◆ **Exercise instructions**: Take the entries below and print all of them exactly, please.

Recorded data
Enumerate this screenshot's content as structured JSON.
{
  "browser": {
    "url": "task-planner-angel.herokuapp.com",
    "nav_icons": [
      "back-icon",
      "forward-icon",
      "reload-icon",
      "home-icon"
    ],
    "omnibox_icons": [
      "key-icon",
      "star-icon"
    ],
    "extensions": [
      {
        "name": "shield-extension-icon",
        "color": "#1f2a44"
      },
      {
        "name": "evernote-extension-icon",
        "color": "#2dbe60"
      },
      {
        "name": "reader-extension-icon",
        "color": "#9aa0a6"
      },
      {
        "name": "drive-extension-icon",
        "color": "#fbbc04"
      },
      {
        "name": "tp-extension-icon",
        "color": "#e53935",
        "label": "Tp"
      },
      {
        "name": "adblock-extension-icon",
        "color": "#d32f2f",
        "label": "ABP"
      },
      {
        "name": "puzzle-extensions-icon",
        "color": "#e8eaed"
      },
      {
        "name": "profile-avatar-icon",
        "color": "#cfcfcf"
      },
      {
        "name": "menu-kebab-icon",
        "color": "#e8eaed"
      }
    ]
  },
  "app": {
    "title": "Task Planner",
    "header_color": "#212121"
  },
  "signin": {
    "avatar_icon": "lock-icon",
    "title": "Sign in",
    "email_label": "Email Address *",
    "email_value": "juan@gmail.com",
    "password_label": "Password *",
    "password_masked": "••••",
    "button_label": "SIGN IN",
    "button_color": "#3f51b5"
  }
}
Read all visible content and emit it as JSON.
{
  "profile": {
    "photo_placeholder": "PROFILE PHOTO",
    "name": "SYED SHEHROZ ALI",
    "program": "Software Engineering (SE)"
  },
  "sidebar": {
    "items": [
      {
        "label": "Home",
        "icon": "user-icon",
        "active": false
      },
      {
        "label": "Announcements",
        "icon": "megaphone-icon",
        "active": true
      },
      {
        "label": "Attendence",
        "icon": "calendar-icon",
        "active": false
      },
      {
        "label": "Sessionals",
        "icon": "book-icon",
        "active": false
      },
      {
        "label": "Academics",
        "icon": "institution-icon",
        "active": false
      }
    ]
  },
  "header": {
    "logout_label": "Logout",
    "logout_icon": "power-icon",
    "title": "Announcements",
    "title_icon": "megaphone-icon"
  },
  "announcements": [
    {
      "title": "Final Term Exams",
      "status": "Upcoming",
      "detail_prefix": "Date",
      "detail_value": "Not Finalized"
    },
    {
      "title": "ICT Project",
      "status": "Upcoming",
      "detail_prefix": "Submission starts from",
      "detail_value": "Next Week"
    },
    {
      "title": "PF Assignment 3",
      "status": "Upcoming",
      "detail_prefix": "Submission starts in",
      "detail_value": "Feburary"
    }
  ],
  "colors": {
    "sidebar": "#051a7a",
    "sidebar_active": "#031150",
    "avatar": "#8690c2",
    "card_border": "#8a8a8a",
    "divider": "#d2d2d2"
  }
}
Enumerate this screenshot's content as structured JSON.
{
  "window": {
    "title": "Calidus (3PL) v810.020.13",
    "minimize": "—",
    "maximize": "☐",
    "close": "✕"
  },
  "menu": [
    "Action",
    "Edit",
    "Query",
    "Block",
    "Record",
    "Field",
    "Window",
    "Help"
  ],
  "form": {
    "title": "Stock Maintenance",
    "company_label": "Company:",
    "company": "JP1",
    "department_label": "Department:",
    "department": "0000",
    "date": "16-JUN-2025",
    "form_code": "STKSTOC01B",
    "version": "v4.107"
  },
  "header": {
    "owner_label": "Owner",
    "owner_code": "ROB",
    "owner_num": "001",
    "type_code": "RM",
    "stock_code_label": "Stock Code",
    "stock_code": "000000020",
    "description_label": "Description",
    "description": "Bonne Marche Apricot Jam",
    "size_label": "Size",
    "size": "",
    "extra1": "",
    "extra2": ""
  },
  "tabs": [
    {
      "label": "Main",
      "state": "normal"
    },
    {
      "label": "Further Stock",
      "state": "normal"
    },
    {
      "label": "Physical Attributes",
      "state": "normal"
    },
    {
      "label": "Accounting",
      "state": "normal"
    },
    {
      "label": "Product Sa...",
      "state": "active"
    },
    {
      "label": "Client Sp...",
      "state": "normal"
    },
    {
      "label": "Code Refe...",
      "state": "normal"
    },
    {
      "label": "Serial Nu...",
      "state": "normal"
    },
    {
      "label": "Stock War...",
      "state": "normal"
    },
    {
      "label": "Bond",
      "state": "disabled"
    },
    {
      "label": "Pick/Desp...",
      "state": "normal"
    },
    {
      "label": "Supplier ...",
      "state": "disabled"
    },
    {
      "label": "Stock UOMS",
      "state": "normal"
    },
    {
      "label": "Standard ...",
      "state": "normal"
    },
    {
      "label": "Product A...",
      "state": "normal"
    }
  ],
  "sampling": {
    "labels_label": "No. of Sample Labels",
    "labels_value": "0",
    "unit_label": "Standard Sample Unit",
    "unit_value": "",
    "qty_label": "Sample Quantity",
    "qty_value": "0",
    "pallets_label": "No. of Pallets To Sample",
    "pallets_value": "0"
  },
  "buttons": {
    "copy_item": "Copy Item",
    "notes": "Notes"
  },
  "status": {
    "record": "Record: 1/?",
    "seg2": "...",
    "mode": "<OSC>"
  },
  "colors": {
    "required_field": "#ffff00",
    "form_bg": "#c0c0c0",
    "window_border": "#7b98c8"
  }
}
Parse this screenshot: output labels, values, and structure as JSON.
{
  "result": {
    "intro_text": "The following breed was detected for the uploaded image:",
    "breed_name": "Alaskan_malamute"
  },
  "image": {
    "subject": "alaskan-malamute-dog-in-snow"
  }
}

◆ **Solution to this problem**:
Enumerate this screenshot's content as structured JSON.
{
  "browser": {
    "url": "task-planner-angel.herokuapp.com",
    "nav_icons": [
      "back-icon",
      "forward-icon",
      "reload-icon",
      "home-icon"
    ],
    "omnibox_icons": [
      "key-icon",
      "star-icon"
    ],
    "extensions": [
      {
        "name": "shield-extension-icon",
        "color": "#1f2a44"
      },
      {
        "name": "evernote-extension-icon",
        "color": "#2dbe60"
      },
      {
        "name": "reader-extension-icon",
        "color": "#9aa0a6"
      },
      {
        "name": "drive-extension-icon",
        "color": "#fbbc04"
      },
      {
        "name": "tp-extension-icon",
        "color": "#e53935",
        "label": "Tp"
      },
      {
        "name": "adblock-extension-icon",
        "color": "#d32f2f",
        "label": "ABP"
      },
      {
        "name": "puzzle-extensions-icon",
        "color": "#e8eaed"
      },
      {
        "name": "profile-avatar-icon",
        "color": "#cfcfcf"
      },
      {
        "name": "menu-kebab-icon",
        "color": "#e8eaed"
      }
    ]
  },
  "app": {
    "title": "Task Planner",
    "header_color": "#212121"
  },
  "signin": {
    "avatar_icon": "lock-icon",
    "title": "Sign in",
    "email_label": "Email Address *",
    "email_value": "juan@gmail.com",
    "password_label": "Password *",
    "password_masked": "••••",
    "button_label": "SIGN IN",
    "button_color": "#3f51b5"
  }
}
Read all visible content and emit it as JSON.
{
  "profile": {
    "photo_placeholder": "PROFILE PHOTO",
    "name": "SYED SHEHROZ ALI",
    "program": "Software Engineering (SE)"
  },
  "sidebar": {
    "items": [
      {
        "label": "Home",
        "icon": "user-icon",
        "active": false
      },
      {
        "label": "Announcements",
        "icon": "megaphone-icon",
        "active": true
      },
      {
        "label": "Attendence",
        "icon": "calendar-icon",
        "active": false
      },
      {
        "label": "Sessionals",
        "icon": "book-icon",
        "active": false
      },
      {
        "label": "Academics",
        "icon": "institution-icon",
        "active": false
      }
    ]
  },
  "header": {
    "logout_label": "Logout",
    "logout_icon": "power-icon",
    "title": "Announcements",
    "title_icon": "megaphone-icon"
  },
  "announcements": [
    {
      "title": "Final Term Exams",
      "status": "Upcoming",
      "detail_prefix": "Date",
      "detail_value": "Not Finalized"
    },
    {
      "title": "ICT Project",
      "status": "Upcoming",
      "detail_prefix": "Submission starts from",
      "detail_value": "Next Week"
    },
    {
      "title": "PF Assignment 3",
      "status": "Upcoming",
      "detail_prefix": "Submission starts in",
      "detail_value": "Feburary"
    }
  ],
  "colors": {
    "sidebar": "#051a7a",
    "sidebar_active": "#031150",
    "avatar": "#8690c2",
    "card_border": "#8a8a8a",
    "divider": "#d2d2d2"
  }
}
Enumerate this screenshot's content as structured JSON.
{
  "window": {
    "title": "Calidus (3PL) v810.020.13",
    "minimize": "—",
    "maximize": "☐",
    "close": "✕"
  },
  "menu": [
    "Action",
    "Edit",
    "Query",
    "Block",
    "Record",
    "Field",
    "Window",
    "Help"
  ],
  "form": {
    "title": "Stock Maintenance",
    "company_label": "Company:",
    "company": "JP1",
    "department_label": "Department:",
    "department": "0000",
    "date": "16-JUN-2025",
    "form_code": "STKSTOC01B",
    "version": "v4.107"
  },
  "header": {
    "owner_label": "Owner",
    "owner_code": "ROB",
    "owner_num": "001",
    "type_code": "RM",
    "stock_code_label": "Stock Code",
    "stock_code": "000000020",
    "description_label": "Description",
    "description": "Bonne Marche Apricot Jam",
    "size_label": "Size",
    "size": "",
    "extra1": "",
    "extra2": ""
  },
  "tabs": [
    {
      "label": "Main",
      "state": "normal"
    },
    {
      "label": "Further Stock",
      "state": "normal"
    },
    {
      "label": "Physical Attributes",
      "state": "normal"
    },
    {
      "label": "Accounting",
      "state": "normal"
    },
    {
      "label": "Product Sa...",
      "state": "active"
    },
    {
      "label": "Client Sp...",
      "state": "normal"
    },
    {
      "label": "Code Refe...",
      "state": "normal"
    },
    {
      "label": "Serial Nu...",
      "state": "normal"
    },
    {
      "label": "Stock War...",
      "state": "normal"
    },
    {
      "label": "Bond",
      "state": "disabled"
    },
    {
      "label": "Pick/Desp...",
      "state": "normal"
    },
    {
      "label": "Supplier ...",
      "state": "disabled"
    },
    {
      "label": "Stock UOMS",
      "state": "normal"
    },
    {
      "label": "Standard ...",
      "state": "normal"
    },
    {
      "label": "Product A...",
      "state": "normal"
    }
  ],
  "sampling": {
    "labels_label": "No. of Sample Labels",
    "labels_value": "0",
    "unit_label": "Standard Sample Unit",
    "unit_value": "",
    "qty_label": "Sample Quantity",
    "qty_value": "0",
    "pallets_label": "No. of Pallets To Sample",
    "pallets_value": "0"
  },
  "buttons": {
    "copy_item": "Copy Item",
    "notes": "Notes"
  },
  "status": {
    "record": "Record: 1/?",
    "seg2": "...",
    "mode": "<OSC>"
  },
  "colors": {
    "required_field": "#ffff00",
    "form_bg": "#c0c0c0",
    "window_border": "#7b98c8"
  }
}
Parse this screenshot: output labels, values, and structure as JSON.
{
  "result": {
    "intro_text": "The following breed was detected for the uploaded image:",
    "breed_name": "Alaskan_malamute"
  },
  "image": {
    "subject": "alaskan-malamute-dog-in-snow"
  }
}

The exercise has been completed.